DATASET ENTRIES:
+ + + +
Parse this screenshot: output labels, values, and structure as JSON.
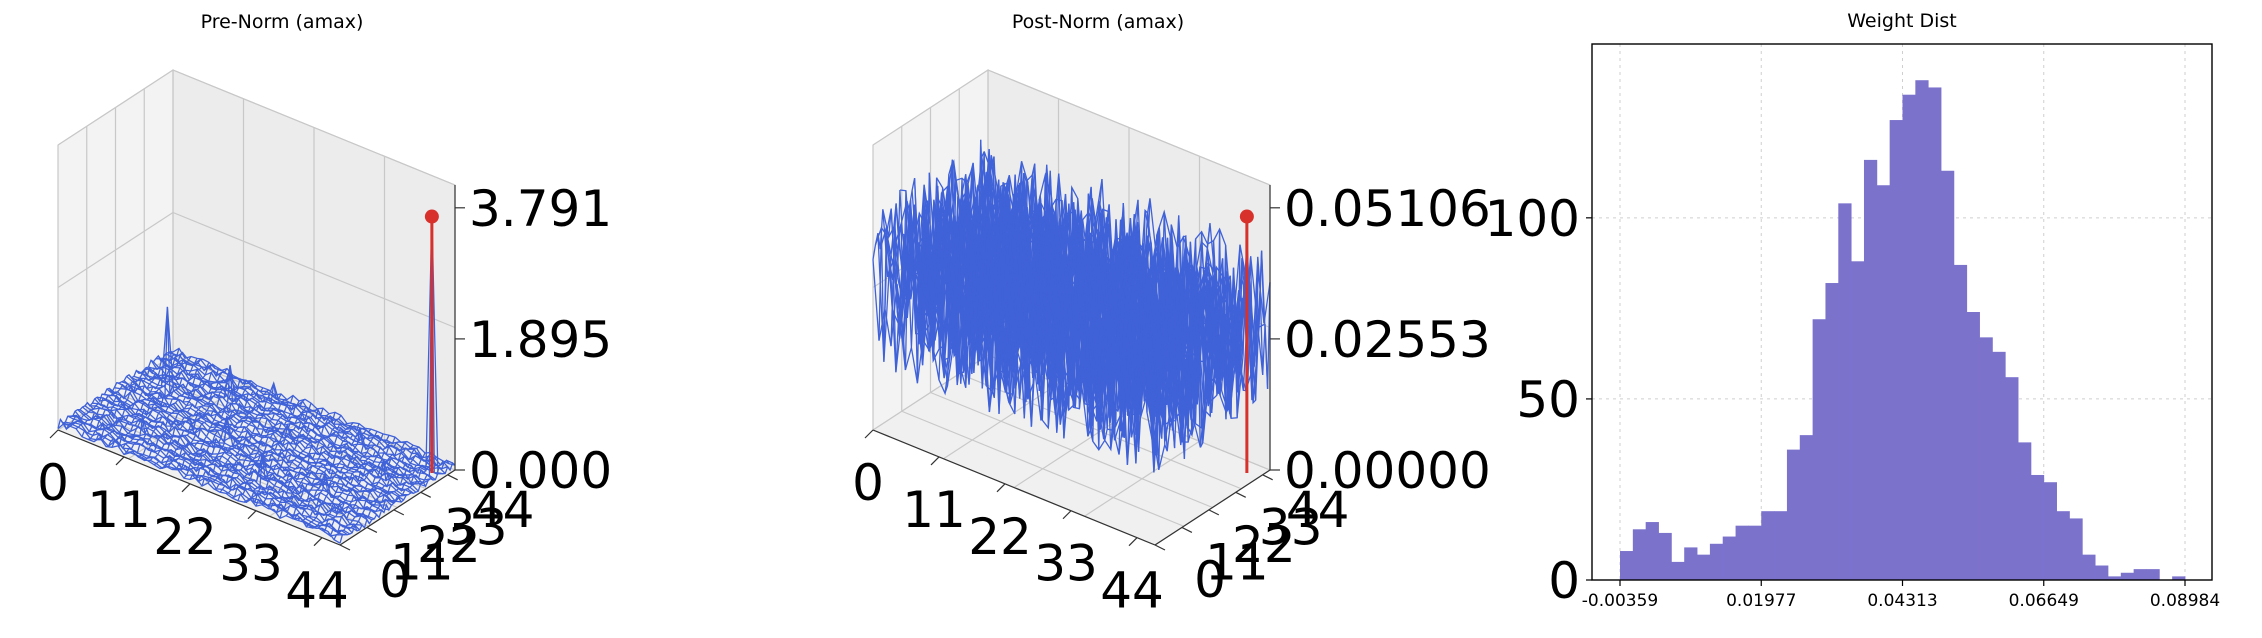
{
  "colors": {
    "wire": "#4062d8",
    "peak": "#d8302a",
    "bar": "#7b72cc",
    "pane": "#f0f0f0",
    "grid": "#c8c8c8"
  },
  "chart_data": [
    {
      "type": "surface3d",
      "title": "Pre-Norm (amax)",
      "x_ticks": [
        "0",
        "11",
        "22",
        "33",
        "44"
      ],
      "y_ticks": [
        "0",
        "11",
        "22",
        "33",
        "44"
      ],
      "z_ticks": [
        "0.000",
        "1.895",
        "3.791"
      ],
      "grid_size": 48,
      "z_range": [
        0,
        3.791
      ],
      "baseline": 0.08,
      "noise": 0.06,
      "spikes": [
        {
          "x": 46,
          "y": 40,
          "z": 3.791
        },
        {
          "x": 6,
          "y": 30,
          "z": 1.3
        },
        {
          "x": 14,
          "y": 36,
          "z": 0.6
        },
        {
          "x": 20,
          "y": 20,
          "z": 0.45
        },
        {
          "x": 30,
          "y": 10,
          "z": 0.5
        },
        {
          "x": 38,
          "y": 16,
          "z": 0.35
        },
        {
          "x": 10,
          "y": 10,
          "z": 0.3
        },
        {
          "x": 26,
          "y": 30,
          "z": 0.3
        },
        {
          "x": 42,
          "y": 30,
          "z": 0.35
        },
        {
          "x": 18,
          "y": 44,
          "z": 0.3
        },
        {
          "x": 34,
          "y": 40,
          "z": 0.3
        }
      ],
      "peak": {
        "x": 46,
        "y": 40,
        "z": 3.791
      }
    },
    {
      "type": "surface3d",
      "title": "Post-Norm (amax)",
      "x_ticks": [
        "0",
        "11",
        "22",
        "33",
        "44"
      ],
      "y_ticks": [
        "0",
        "11",
        "22",
        "33",
        "44"
      ],
      "z_ticks": [
        "0.00000",
        "0.02553",
        "0.05106"
      ],
      "grid_size": 48,
      "z_range": [
        0,
        0.05106
      ],
      "baseline": 0.028,
      "noise": 0.016,
      "spikes": [],
      "peak": {
        "x": 46,
        "y": 40,
        "z": 0.05106
      }
    },
    {
      "type": "histogram",
      "title": "Weight Dist",
      "x_range": [
        -0.00359,
        0.08984
      ],
      "x_ticks": [
        "-0.00359",
        "0.01977",
        "0.04313",
        "0.06649",
        "0.08984"
      ],
      "y_ticks": [
        "0",
        "50",
        "100"
      ],
      "ylim": [
        0,
        148
      ],
      "grid": true,
      "counts": [
        8,
        14,
        16,
        13,
        5,
        9,
        7,
        10,
        12,
        15,
        15,
        19,
        19,
        36,
        40,
        72,
        82,
        104,
        88,
        116,
        109,
        127,
        134,
        138,
        136,
        113,
        87,
        74,
        67,
        63,
        56,
        38,
        29,
        27,
        19,
        17,
        7,
        4,
        1,
        2,
        3,
        3,
        0,
        1
      ]
    }
  ]
}
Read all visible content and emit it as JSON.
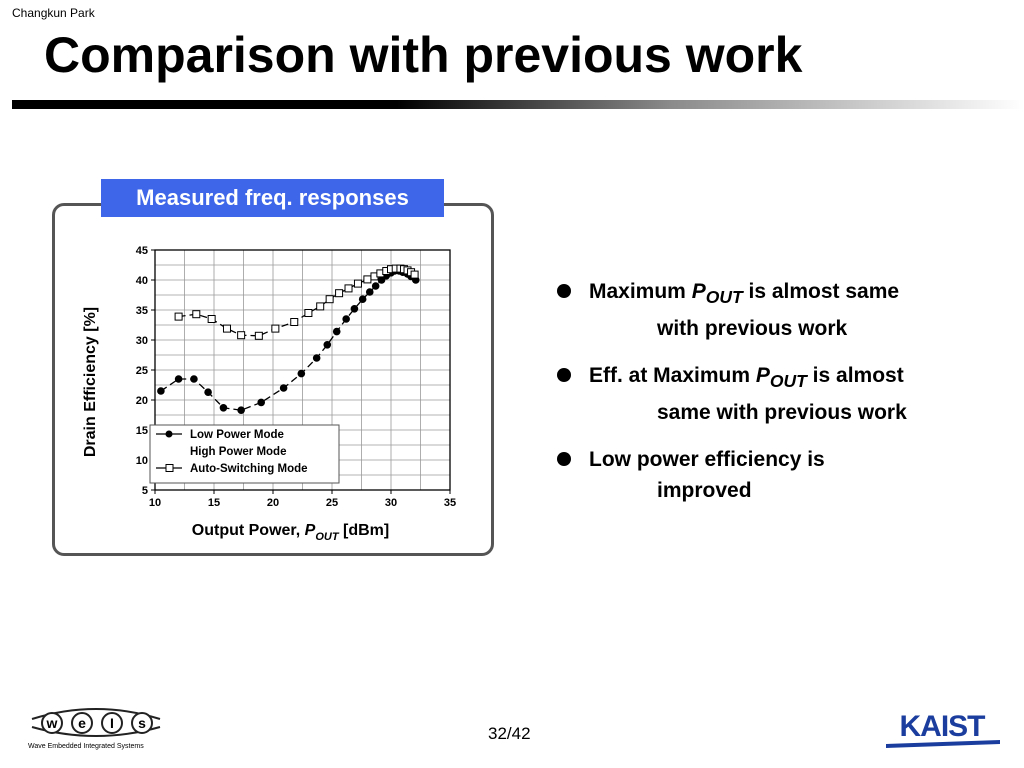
{
  "slide": {
    "author": "Changkun Park",
    "title": "Comparison with previous work",
    "page": "32/42"
  },
  "panel": {
    "header": "Measured freq. responses"
  },
  "bullets": [
    {
      "pre": "Maximum ",
      "var": "P",
      "sub": "OUT",
      "post": " is almost same",
      "line2": "with previous work"
    },
    {
      "pre": "Eff. at Maximum ",
      "var": "P",
      "sub": "OUT",
      "post": " is almost",
      "line2": "same with previous work"
    },
    {
      "pre": "Low power efficiency is",
      "var": "",
      "sub": "",
      "post": "",
      "line2": "improved"
    }
  ],
  "logos": {
    "weis_letters": [
      "w",
      "e",
      "I",
      "s"
    ],
    "weis_tagline": "Wave  Embedded  Integrated  Systems",
    "kaist": "KAIST"
  },
  "chart_data": {
    "type": "line",
    "xlabel_pre": "Output Power, ",
    "xlabel_var": "P",
    "xlabel_sub": "OUT",
    "xlabel_post": " [dBm]",
    "ylabel": "Drain Efficiency [%]",
    "xlim": [
      10,
      35
    ],
    "ylim": [
      5,
      45
    ],
    "xticks": [
      10,
      15,
      20,
      25,
      30,
      35
    ],
    "yticks": [
      5,
      10,
      15,
      20,
      25,
      30,
      35,
      40,
      45
    ],
    "grid": true,
    "legend_position": "bottom-left",
    "series": [
      {
        "name": "Low Power Mode",
        "marker": "filled-circle",
        "x": [
          10.5,
          12.0,
          13.3,
          14.5,
          15.8,
          17.3,
          19.0,
          20.9,
          22.4,
          23.7,
          24.6,
          25.4,
          26.2,
          26.9,
          27.6,
          28.2,
          28.7,
          29.2,
          29.6,
          30.0,
          30.3,
          30.7,
          31.0,
          31.4,
          31.7,
          32.1
        ],
        "y": [
          21.5,
          23.5,
          23.5,
          21.3,
          18.7,
          18.3,
          19.6,
          22.0,
          24.4,
          27.0,
          29.2,
          31.4,
          33.5,
          35.2,
          36.8,
          38.0,
          39.0,
          40.0,
          40.7,
          41.2,
          41.5,
          41.5,
          41.3,
          41.0,
          40.6,
          40.0
        ]
      },
      {
        "name": "High Power Mode",
        "marker": "none",
        "x": [],
        "y": []
      },
      {
        "name": "Auto-Switching Mode",
        "marker": "open-square",
        "x": [
          12.0,
          13.5,
          14.8,
          16.1,
          17.3,
          18.8,
          20.2,
          21.8,
          23.0,
          24.0,
          24.8,
          25.6,
          26.4,
          27.2,
          28.0,
          28.6,
          29.1,
          29.6,
          30.0,
          30.4,
          30.8,
          31.1,
          31.4,
          31.7,
          32.0
        ],
        "y": [
          33.9,
          34.3,
          33.5,
          31.9,
          30.8,
          30.7,
          31.9,
          33.0,
          34.5,
          35.6,
          36.8,
          37.8,
          38.6,
          39.4,
          40.1,
          40.6,
          41.1,
          41.5,
          41.8,
          41.9,
          41.9,
          41.8,
          41.6,
          41.3,
          40.9
        ]
      }
    ]
  }
}
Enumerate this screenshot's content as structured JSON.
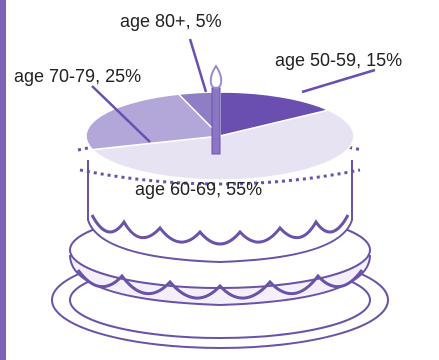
{
  "chart_data": {
    "type": "pie",
    "title": "",
    "slices": [
      {
        "label": "age 50-59, 15%",
        "value": 15,
        "color": "#6b4fb0"
      },
      {
        "label": "age 60-69, 55%",
        "value": 55,
        "color": "#e7e3f3"
      },
      {
        "label": "age 70-79, 25%",
        "value": 25,
        "color": "#b3a6d8"
      },
      {
        "label": "age 80+, 5%",
        "value": 5,
        "color": "#8f7dc6"
      }
    ],
    "start_angle_deg": 0,
    "direction": "clockwise"
  },
  "colors": {
    "border": "#7b63b6",
    "ink": "#6a52a8",
    "candle": "#8a76c4",
    "flame": "#9b89cf"
  },
  "decoration": {
    "illustration": "cake-with-candle-icon"
  }
}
+ + + +
Say how many lines in the records above hold "previous", and give no other text.

REPLY: 3